● TASK REQUIREMENTS
Omit the pictures, then write out every entry exactly as it reads.

● DATA TO PROCESS
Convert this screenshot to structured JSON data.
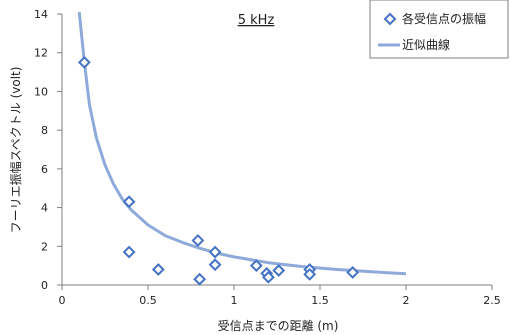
{
  "chart_data": {
    "type": "scatter",
    "title": "",
    "annotation": "5 kHz",
    "xlabel": "受信点までの距離 (m)",
    "ylabel": "フーリエ振幅スペクトル (volt)",
    "xlim": [
      0,
      2.5
    ],
    "ylim": [
      0,
      14
    ],
    "xticks": [
      "0",
      "0.5",
      "1",
      "1.5",
      "2",
      "2.5"
    ],
    "yticks": [
      "0",
      "2",
      "4",
      "6",
      "8",
      "10",
      "12",
      "14"
    ],
    "grid": false,
    "legend_position": "top-right",
    "colors": {
      "marker": "#4472C4",
      "curve": "#8EAADB",
      "axis": "#7f7f7f"
    },
    "series": [
      {
        "name": "各受信点の振幅",
        "kind": "scatter",
        "marker": "diamond",
        "points": [
          {
            "x": 0.13,
            "y": 11.5
          },
          {
            "x": 0.39,
            "y": 4.3
          },
          {
            "x": 0.39,
            "y": 1.7
          },
          {
            "x": 0.56,
            "y": 0.8
          },
          {
            "x": 0.79,
            "y": 2.3
          },
          {
            "x": 0.8,
            "y": 0.3
          },
          {
            "x": 0.89,
            "y": 1.7
          },
          {
            "x": 0.89,
            "y": 1.05
          },
          {
            "x": 1.13,
            "y": 1.0
          },
          {
            "x": 1.19,
            "y": 0.6
          },
          {
            "x": 1.2,
            "y": 0.4
          },
          {
            "x": 1.26,
            "y": 0.75
          },
          {
            "x": 1.44,
            "y": 0.8
          },
          {
            "x": 1.44,
            "y": 0.55
          },
          {
            "x": 1.69,
            "y": 0.65
          }
        ]
      },
      {
        "name": "近似曲線",
        "kind": "line",
        "points": [
          {
            "x": 0.1,
            "y": 14.2
          },
          {
            "x": 0.13,
            "y": 11.5
          },
          {
            "x": 0.16,
            "y": 9.3
          },
          {
            "x": 0.2,
            "y": 7.6
          },
          {
            "x": 0.25,
            "y": 6.2
          },
          {
            "x": 0.3,
            "y": 5.2
          },
          {
            "x": 0.35,
            "y": 4.45
          },
          {
            "x": 0.4,
            "y": 3.9
          },
          {
            "x": 0.5,
            "y": 3.1
          },
          {
            "x": 0.6,
            "y": 2.55
          },
          {
            "x": 0.7,
            "y": 2.2
          },
          {
            "x": 0.8,
            "y": 1.9
          },
          {
            "x": 0.9,
            "y": 1.65
          },
          {
            "x": 1.0,
            "y": 1.45
          },
          {
            "x": 1.2,
            "y": 1.15
          },
          {
            "x": 1.4,
            "y": 0.95
          },
          {
            "x": 1.6,
            "y": 0.8
          },
          {
            "x": 1.8,
            "y": 0.68
          },
          {
            "x": 2.0,
            "y": 0.58
          }
        ]
      }
    ]
  }
}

● SOLUTION FOR THIS PROBLEM
Convert this screenshot to structured JSON data.
{
  "chart_data": {
    "type": "scatter",
    "title": "",
    "annotation": "5 kHz",
    "xlabel": "受信点までの距離 (m)",
    "ylabel": "フーリエ振幅スペクトル (volt)",
    "xlim": [
      0,
      2.5
    ],
    "ylim": [
      0,
      14
    ],
    "xticks": [
      "0",
      "0.5",
      "1",
      "1.5",
      "2",
      "2.5"
    ],
    "yticks": [
      "0",
      "2",
      "4",
      "6",
      "8",
      "10",
      "12",
      "14"
    ],
    "grid": false,
    "legend_position": "top-right",
    "colors": {
      "marker": "#4472C4",
      "curve": "#8EAADB",
      "axis": "#7f7f7f"
    },
    "series": [
      {
        "name": "各受信点の振幅",
        "kind": "scatter",
        "marker": "diamond",
        "points": [
          {
            "x": 0.13,
            "y": 11.5
          },
          {
            "x": 0.39,
            "y": 4.3
          },
          {
            "x": 0.39,
            "y": 1.7
          },
          {
            "x": 0.56,
            "y": 0.8
          },
          {
            "x": 0.79,
            "y": 2.3
          },
          {
            "x": 0.8,
            "y": 0.3
          },
          {
            "x": 0.89,
            "y": 1.7
          },
          {
            "x": 0.89,
            "y": 1.05
          },
          {
            "x": 1.13,
            "y": 1.0
          },
          {
            "x": 1.19,
            "y": 0.6
          },
          {
            "x": 1.2,
            "y": 0.4
          },
          {
            "x": 1.26,
            "y": 0.75
          },
          {
            "x": 1.44,
            "y": 0.8
          },
          {
            "x": 1.44,
            "y": 0.55
          },
          {
            "x": 1.69,
            "y": 0.65
          }
        ]
      },
      {
        "name": "近似曲線",
        "kind": "line",
        "points": [
          {
            "x": 0.1,
            "y": 14.2
          },
          {
            "x": 0.13,
            "y": 11.5
          },
          {
            "x": 0.16,
            "y": 9.3
          },
          {
            "x": 0.2,
            "y": 7.6
          },
          {
            "x": 0.25,
            "y": 6.2
          },
          {
            "x": 0.3,
            "y": 5.2
          },
          {
            "x": 0.35,
            "y": 4.45
          },
          {
            "x": 0.4,
            "y": 3.9
          },
          {
            "x": 0.5,
            "y": 3.1
          },
          {
            "x": 0.6,
            "y": 2.55
          },
          {
            "x": 0.7,
            "y": 2.2
          },
          {
            "x": 0.8,
            "y": 1.9
          },
          {
            "x": 0.9,
            "y": 1.65
          },
          {
            "x": 1.0,
            "y": 1.45
          },
          {
            "x": 1.2,
            "y": 1.15
          },
          {
            "x": 1.4,
            "y": 0.95
          },
          {
            "x": 1.6,
            "y": 0.8
          },
          {
            "x": 1.8,
            "y": 0.68
          },
          {
            "x": 2.0,
            "y": 0.58
          }
        ]
      }
    ]
  }
}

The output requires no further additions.